━━━━━ EXERCISE DATA ━━━━━
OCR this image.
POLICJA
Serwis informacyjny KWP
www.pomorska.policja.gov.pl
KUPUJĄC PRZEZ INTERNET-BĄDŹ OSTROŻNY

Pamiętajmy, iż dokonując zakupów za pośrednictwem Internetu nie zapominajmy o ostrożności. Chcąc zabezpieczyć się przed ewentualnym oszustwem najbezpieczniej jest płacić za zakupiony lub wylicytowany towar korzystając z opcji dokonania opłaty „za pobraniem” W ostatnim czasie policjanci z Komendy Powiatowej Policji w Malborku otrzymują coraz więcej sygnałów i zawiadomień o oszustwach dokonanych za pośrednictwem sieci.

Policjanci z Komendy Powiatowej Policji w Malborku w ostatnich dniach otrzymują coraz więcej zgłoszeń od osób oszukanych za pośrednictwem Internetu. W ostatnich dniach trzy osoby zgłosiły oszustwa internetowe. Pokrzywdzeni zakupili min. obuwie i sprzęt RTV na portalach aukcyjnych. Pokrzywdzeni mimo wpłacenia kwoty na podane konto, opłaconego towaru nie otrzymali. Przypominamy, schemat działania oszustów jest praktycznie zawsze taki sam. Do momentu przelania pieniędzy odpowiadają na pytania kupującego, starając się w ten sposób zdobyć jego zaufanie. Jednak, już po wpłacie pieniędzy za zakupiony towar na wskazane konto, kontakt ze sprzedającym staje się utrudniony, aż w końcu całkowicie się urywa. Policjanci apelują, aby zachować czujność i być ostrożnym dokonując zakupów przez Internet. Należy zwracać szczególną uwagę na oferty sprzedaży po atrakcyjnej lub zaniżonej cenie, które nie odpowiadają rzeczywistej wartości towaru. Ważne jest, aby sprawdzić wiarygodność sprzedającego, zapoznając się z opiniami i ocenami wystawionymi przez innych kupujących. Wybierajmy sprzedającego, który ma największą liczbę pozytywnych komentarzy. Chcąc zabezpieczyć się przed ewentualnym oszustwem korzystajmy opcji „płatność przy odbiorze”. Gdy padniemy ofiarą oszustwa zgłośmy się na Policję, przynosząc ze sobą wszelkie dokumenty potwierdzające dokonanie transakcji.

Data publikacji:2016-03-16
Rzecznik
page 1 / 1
━━━━━
━━━━━ EXERCISE DATA ━━━━━
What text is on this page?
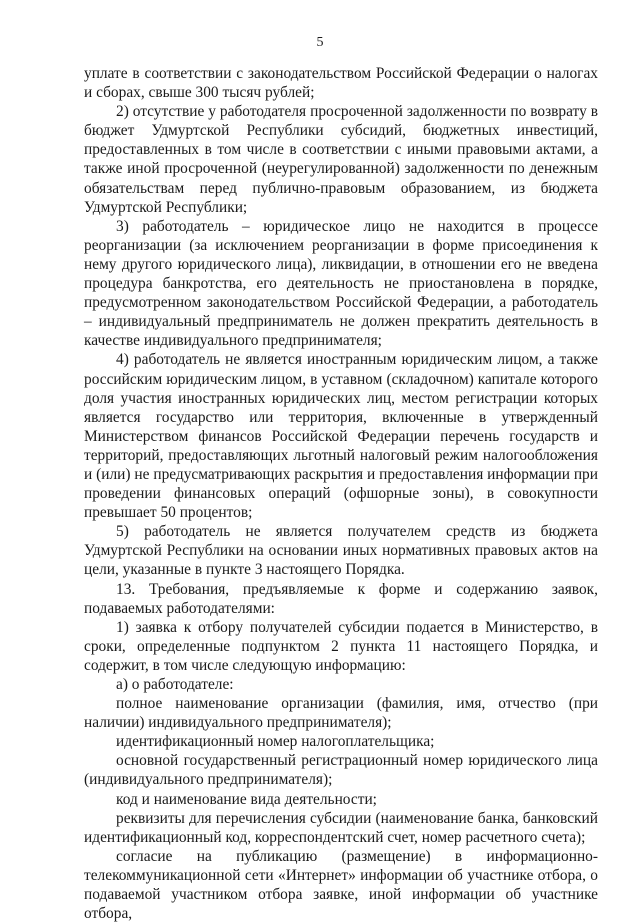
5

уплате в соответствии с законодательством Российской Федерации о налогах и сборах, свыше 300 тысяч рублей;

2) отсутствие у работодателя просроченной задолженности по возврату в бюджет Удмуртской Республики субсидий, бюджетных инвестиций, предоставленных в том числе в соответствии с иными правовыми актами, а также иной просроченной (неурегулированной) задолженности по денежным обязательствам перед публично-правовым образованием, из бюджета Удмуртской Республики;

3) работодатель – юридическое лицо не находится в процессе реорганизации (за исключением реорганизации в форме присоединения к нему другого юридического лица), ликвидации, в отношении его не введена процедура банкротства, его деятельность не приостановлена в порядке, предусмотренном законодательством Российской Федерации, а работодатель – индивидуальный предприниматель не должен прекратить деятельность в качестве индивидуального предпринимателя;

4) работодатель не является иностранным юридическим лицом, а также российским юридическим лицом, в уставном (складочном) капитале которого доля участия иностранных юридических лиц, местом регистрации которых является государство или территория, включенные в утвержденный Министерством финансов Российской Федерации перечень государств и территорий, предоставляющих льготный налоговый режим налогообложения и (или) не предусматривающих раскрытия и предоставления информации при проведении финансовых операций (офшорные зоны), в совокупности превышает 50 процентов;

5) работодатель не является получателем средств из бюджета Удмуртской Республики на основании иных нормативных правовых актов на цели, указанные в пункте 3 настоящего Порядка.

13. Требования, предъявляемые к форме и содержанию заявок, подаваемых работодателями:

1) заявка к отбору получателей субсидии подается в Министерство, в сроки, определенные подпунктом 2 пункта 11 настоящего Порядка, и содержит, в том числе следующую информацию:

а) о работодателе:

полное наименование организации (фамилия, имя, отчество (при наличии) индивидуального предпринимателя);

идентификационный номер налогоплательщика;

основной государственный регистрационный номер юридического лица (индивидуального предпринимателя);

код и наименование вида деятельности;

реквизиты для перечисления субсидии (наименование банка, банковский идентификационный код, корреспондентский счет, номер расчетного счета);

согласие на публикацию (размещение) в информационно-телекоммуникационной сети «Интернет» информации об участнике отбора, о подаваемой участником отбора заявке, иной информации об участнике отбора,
━━━━━
» **WHAT THIS TASK INVOLVES**
From the listing above, return each line with the word "законодательством".

» **CORRECT ANSWER**
уплате в соответствии с законодательством Российской Федерации о налогах и сборах, свыше 300 тысяч рублей;
3) работодатель – юридическое лицо не находится в процессе реорганизации (за исключением реорганизации в форме присоединения к нему другого юридического лица), ликвидации, в отношении его не введена процедура банкротства, его деятельность не приостановлена в порядке, предусмотренном законодательством Российской Федерации, а работодатель – индивидуальный предприниматель не должен прекратить деятельность в качестве индивидуального предпринимателя;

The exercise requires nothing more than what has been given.